STATED GOAL.
Leave out the pictures, then reproduce the rest of the material exactly.
━━━ RECORDS SUPPLIED ━━━
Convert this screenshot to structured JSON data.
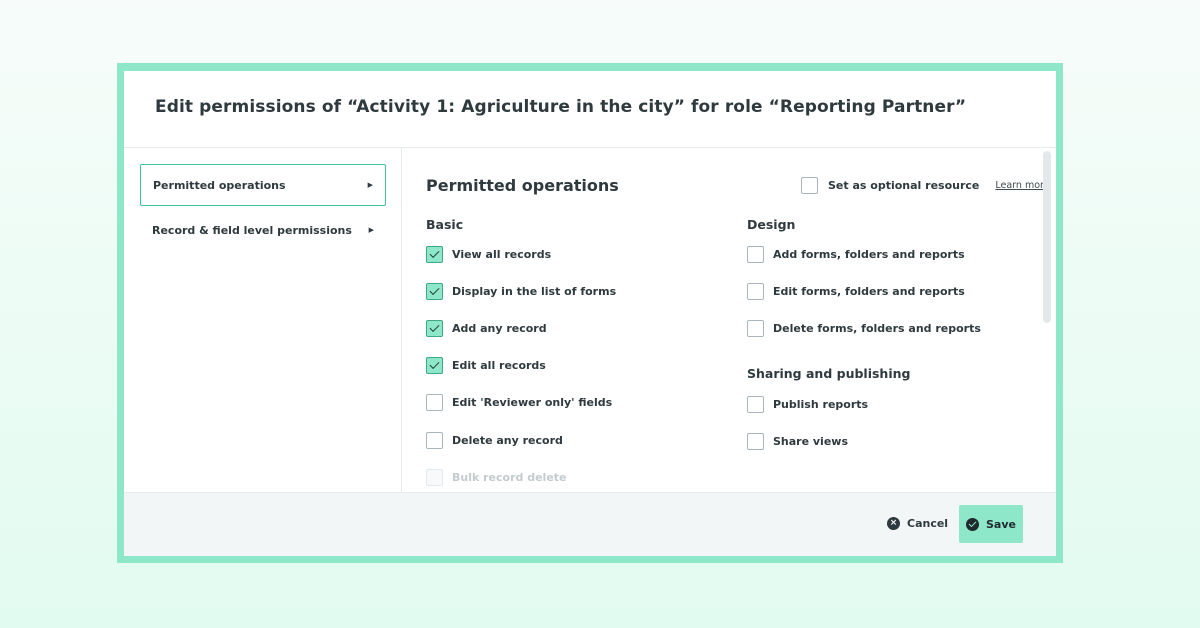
{
  "dialog": {
    "title": "Edit permissions of “Activity 1: Agriculture in the city” for role “Reporting Partner”"
  },
  "sidebar": {
    "items": [
      {
        "label": "Permitted operations",
        "active": true
      },
      {
        "label": "Record & field level permissions",
        "active": false
      }
    ]
  },
  "content": {
    "title": "Permitted operations",
    "optional_label": "Set as optional resource",
    "optional_checked": false,
    "learn_more": "Learn more",
    "basic": {
      "title": "Basic",
      "options": [
        {
          "label": "View all records",
          "checked": true
        },
        {
          "label": "Display in the list of forms",
          "checked": true
        },
        {
          "label": "Add any record",
          "checked": true
        },
        {
          "label": "Edit all records",
          "checked": true
        },
        {
          "label": "Edit 'Reviewer only' fields",
          "checked": false
        },
        {
          "label": "Delete any record",
          "checked": false
        },
        {
          "label": "Bulk record delete",
          "checked": false,
          "disabled": true
        }
      ]
    },
    "design": {
      "title": "Design",
      "options": [
        {
          "label": "Add forms, folders and reports",
          "checked": false
        },
        {
          "label": "Edit forms, folders and reports",
          "checked": false
        },
        {
          "label": "Delete forms, folders and reports",
          "checked": false
        }
      ]
    },
    "sharing": {
      "title": "Sharing and publishing",
      "options": [
        {
          "label": "Publish reports",
          "checked": false
        },
        {
          "label": "Share views",
          "checked": false
        }
      ]
    }
  },
  "footer": {
    "cancel_label": "Cancel",
    "save_label": "Save"
  },
  "colors": {
    "accent": "#8ee7c8",
    "accent_border": "#3fc59a",
    "text": "#2f3a3f"
  }
}
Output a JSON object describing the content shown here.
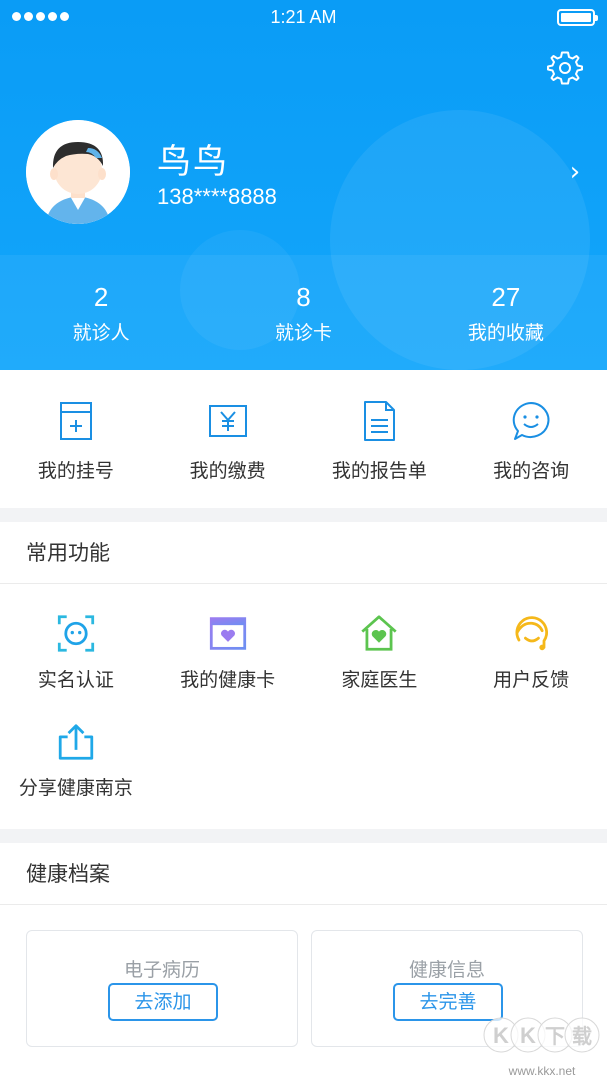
{
  "status_bar": {
    "time": "1:21 AM"
  },
  "header": {
    "username": "鸟鸟",
    "phone": "138****8888",
    "stats": [
      {
        "value": "2",
        "label": "就诊人"
      },
      {
        "value": "8",
        "label": "就诊卡"
      },
      {
        "value": "27",
        "label": "我的收藏"
      }
    ]
  },
  "quick": [
    {
      "label": "我的挂号",
      "icon": "registration-icon"
    },
    {
      "label": "我的缴费",
      "icon": "payment-icon"
    },
    {
      "label": "我的报告单",
      "icon": "report-icon"
    },
    {
      "label": "我的咨询",
      "icon": "consult-icon"
    }
  ],
  "common": {
    "title": "常用功能",
    "items": [
      {
        "label": "实名认证",
        "icon": "face-verify-icon"
      },
      {
        "label": "我的健康卡",
        "icon": "health-card-icon"
      },
      {
        "label": "家庭医生",
        "icon": "home-heart-icon"
      },
      {
        "label": "用户反馈",
        "icon": "feedback-icon"
      },
      {
        "label": "分享健康南京",
        "icon": "share-icon"
      }
    ]
  },
  "records": {
    "title": "健康档案",
    "cards": [
      {
        "title": "电子病历",
        "button": "去添加"
      },
      {
        "title": "健康信息",
        "button": "去完善"
      }
    ]
  },
  "watermark": {
    "brand": "KK下载",
    "url": "www.kkx.net"
  },
  "colors": {
    "header_blue": "#0a9cf6",
    "icon_blue": "#1a8fe3",
    "button_blue": "#2b95e9"
  }
}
━━━
RESPONSE TO THIS EXERCISE.
Convert this screenshot to structured JSON data.
{
  "dialog": {
    "title": "Edit permissions of “Activity 1: Agriculture in the city” for role “Reporting Partner”"
  },
  "sidebar": {
    "items": [
      {
        "label": "Permitted operations",
        "active": true
      },
      {
        "label": "Record & field level permissions",
        "active": false
      }
    ]
  },
  "content": {
    "title": "Permitted operations",
    "optional_label": "Set as optional resource",
    "optional_checked": false,
    "learn_more": "Learn more",
    "basic": {
      "title": "Basic",
      "options": [
        {
          "label": "View all records",
          "checked": true
        },
        {
          "label": "Display in the list of forms",
          "checked": true
        },
        {
          "label": "Add any record",
          "checked": true
        },
        {
          "label": "Edit all records",
          "checked": true
        },
        {
          "label": "Edit 'Reviewer only' fields",
          "checked": false
        },
        {
          "label": "Delete any record",
          "checked": false
        },
        {
          "label": "Bulk record delete",
          "checked": false,
          "disabled": true
        }
      ]
    },
    "design": {
      "title": "Design",
      "options": [
        {
          "label": "Add forms, folders and reports",
          "checked": false
        },
        {
          "label": "Edit forms, folders and reports",
          "checked": false
        },
        {
          "label": "Delete forms, folders and reports",
          "checked": false
        }
      ]
    },
    "sharing": {
      "title": "Sharing and publishing",
      "options": [
        {
          "label": "Publish reports",
          "checked": false
        },
        {
          "label": "Share views",
          "checked": false
        }
      ]
    }
  },
  "footer": {
    "cancel_label": "Cancel",
    "save_label": "Save"
  },
  "colors": {
    "accent": "#8ee7c8",
    "accent_border": "#3fc59a",
    "text": "#2f3a3f"
  }
}
Output a JSON object describing the content shown here.
{
  "status_bar": {
    "time": "1:21 AM"
  },
  "header": {
    "username": "鸟鸟",
    "phone": "138****8888",
    "stats": [
      {
        "value": "2",
        "label": "就诊人"
      },
      {
        "value": "8",
        "label": "就诊卡"
      },
      {
        "value": "27",
        "label": "我的收藏"
      }
    ]
  },
  "quick": [
    {
      "label": "我的挂号",
      "icon": "registration-icon"
    },
    {
      "label": "我的缴费",
      "icon": "payment-icon"
    },
    {
      "label": "我的报告单",
      "icon": "report-icon"
    },
    {
      "label": "我的咨询",
      "icon": "consult-icon"
    }
  ],
  "common": {
    "title": "常用功能",
    "items": [
      {
        "label": "实名认证",
        "icon": "face-verify-icon"
      },
      {
        "label": "我的健康卡",
        "icon": "health-card-icon"
      },
      {
        "label": "家庭医生",
        "icon": "home-heart-icon"
      },
      {
        "label": "用户反馈",
        "icon": "feedback-icon"
      },
      {
        "label": "分享健康南京",
        "icon": "share-icon"
      }
    ]
  },
  "records": {
    "title": "健康档案",
    "cards": [
      {
        "title": "电子病历",
        "button": "去添加"
      },
      {
        "title": "健康信息",
        "button": "去完善"
      }
    ]
  },
  "watermark": {
    "brand": "KK下载",
    "url": "www.kkx.net"
  },
  "colors": {
    "header_blue": "#0a9cf6",
    "icon_blue": "#1a8fe3",
    "button_blue": "#2b95e9"
  }
}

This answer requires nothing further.